Saved entries
++++++

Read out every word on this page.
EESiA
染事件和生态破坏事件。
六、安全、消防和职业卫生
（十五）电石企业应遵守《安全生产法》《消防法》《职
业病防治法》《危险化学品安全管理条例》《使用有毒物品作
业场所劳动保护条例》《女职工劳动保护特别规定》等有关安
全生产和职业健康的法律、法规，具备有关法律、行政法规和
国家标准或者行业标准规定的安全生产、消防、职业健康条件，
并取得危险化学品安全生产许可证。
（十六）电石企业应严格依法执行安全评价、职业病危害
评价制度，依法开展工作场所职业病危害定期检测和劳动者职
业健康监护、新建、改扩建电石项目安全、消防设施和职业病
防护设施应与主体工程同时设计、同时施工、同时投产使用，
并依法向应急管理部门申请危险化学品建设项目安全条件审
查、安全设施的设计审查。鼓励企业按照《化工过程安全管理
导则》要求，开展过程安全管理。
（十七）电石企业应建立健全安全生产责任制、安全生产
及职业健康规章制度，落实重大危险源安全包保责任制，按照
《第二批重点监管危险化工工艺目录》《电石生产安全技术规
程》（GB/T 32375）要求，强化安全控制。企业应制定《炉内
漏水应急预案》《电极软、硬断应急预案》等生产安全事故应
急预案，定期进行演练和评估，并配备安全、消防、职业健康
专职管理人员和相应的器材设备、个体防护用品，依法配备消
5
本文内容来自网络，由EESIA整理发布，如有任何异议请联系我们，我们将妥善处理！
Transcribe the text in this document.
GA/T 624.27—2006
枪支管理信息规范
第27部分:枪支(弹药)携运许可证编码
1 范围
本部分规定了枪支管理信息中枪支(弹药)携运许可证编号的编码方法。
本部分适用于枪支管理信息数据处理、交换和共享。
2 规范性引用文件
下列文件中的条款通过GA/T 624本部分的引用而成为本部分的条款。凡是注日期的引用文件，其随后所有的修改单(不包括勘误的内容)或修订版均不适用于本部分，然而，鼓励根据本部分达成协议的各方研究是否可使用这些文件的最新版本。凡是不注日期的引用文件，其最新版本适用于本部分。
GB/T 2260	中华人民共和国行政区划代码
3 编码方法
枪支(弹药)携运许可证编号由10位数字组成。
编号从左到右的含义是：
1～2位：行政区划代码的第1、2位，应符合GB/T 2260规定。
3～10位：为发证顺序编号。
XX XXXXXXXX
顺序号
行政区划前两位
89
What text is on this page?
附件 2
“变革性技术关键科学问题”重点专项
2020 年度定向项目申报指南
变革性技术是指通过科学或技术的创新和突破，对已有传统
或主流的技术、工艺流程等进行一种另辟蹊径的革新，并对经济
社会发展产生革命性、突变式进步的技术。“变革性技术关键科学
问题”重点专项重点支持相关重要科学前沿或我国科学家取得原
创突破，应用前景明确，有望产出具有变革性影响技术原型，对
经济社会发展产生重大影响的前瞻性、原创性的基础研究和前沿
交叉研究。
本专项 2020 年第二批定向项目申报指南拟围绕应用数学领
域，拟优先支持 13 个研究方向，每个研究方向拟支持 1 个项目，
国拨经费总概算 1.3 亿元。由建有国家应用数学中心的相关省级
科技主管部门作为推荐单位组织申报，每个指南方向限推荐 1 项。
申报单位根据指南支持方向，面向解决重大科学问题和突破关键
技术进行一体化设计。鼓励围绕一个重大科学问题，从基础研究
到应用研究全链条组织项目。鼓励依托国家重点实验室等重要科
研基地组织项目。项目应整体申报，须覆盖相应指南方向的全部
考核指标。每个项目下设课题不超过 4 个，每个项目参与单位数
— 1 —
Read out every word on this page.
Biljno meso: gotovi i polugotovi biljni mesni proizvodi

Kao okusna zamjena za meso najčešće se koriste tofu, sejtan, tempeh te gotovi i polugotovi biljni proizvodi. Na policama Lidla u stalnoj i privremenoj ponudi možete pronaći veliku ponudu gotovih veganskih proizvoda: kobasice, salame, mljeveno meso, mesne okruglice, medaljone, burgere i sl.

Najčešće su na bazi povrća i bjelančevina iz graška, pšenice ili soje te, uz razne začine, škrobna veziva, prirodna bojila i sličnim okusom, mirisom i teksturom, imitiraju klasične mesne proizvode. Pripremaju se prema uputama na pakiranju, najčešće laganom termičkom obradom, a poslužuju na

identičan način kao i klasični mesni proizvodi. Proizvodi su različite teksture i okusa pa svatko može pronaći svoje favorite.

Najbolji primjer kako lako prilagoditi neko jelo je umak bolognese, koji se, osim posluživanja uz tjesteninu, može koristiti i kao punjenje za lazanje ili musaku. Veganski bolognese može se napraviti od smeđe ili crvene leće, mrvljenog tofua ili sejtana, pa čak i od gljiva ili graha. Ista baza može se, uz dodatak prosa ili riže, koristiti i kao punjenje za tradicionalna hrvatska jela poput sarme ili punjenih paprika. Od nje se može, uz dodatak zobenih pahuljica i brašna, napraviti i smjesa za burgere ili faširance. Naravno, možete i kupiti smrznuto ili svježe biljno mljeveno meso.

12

++++++

What is required
Copy out every line in the listing where the word "mesni" appears.

Completed task
Biljno meso: gotovi i polugotovi biljni mesni proizvodi
identičan način kao i klasični mesni proizvodi. Proizvodi su različite teksture i okusa pa svatko može pronaći svoje favorite.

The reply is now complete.